Figure content listings
+--

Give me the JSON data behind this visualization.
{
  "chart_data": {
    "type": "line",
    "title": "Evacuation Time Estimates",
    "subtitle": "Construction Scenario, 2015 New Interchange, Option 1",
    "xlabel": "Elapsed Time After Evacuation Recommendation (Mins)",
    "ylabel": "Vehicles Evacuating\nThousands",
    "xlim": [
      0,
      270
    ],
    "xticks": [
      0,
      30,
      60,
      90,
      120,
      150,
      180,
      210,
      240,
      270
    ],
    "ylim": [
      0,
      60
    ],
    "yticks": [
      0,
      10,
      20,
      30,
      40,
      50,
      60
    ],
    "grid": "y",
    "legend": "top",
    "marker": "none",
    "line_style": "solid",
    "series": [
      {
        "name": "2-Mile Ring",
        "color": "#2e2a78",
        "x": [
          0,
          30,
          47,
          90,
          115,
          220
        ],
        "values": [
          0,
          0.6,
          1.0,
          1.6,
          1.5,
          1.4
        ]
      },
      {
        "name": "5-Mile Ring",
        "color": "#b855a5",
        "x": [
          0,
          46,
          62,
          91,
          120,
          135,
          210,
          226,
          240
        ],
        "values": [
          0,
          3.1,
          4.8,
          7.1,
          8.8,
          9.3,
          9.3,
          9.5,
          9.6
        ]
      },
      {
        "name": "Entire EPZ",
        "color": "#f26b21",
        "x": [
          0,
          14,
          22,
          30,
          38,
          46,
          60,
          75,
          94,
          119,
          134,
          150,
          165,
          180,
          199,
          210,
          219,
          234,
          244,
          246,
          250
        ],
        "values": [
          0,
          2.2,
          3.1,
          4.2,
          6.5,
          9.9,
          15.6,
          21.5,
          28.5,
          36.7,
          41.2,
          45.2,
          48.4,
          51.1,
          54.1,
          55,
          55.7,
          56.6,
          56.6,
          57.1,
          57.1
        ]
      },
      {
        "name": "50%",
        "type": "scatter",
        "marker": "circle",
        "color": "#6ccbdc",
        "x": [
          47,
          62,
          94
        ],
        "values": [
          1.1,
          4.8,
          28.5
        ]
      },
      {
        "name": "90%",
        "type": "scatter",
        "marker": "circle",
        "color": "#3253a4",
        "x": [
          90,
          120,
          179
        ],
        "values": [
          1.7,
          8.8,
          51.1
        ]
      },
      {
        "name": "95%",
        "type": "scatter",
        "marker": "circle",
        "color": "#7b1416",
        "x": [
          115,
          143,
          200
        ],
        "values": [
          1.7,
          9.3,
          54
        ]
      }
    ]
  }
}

+--

__TASK STATEMENT__:
Only lines with the word "color" should be collected from the material.

__RESULT BELOW__:
        "color": "#2e2a78",
        "color": "#b855a5",
        "color": "#f26b21",
        "color": "#6ccbdc",
        "color": "#3253a4",
        "color": "#7b1416",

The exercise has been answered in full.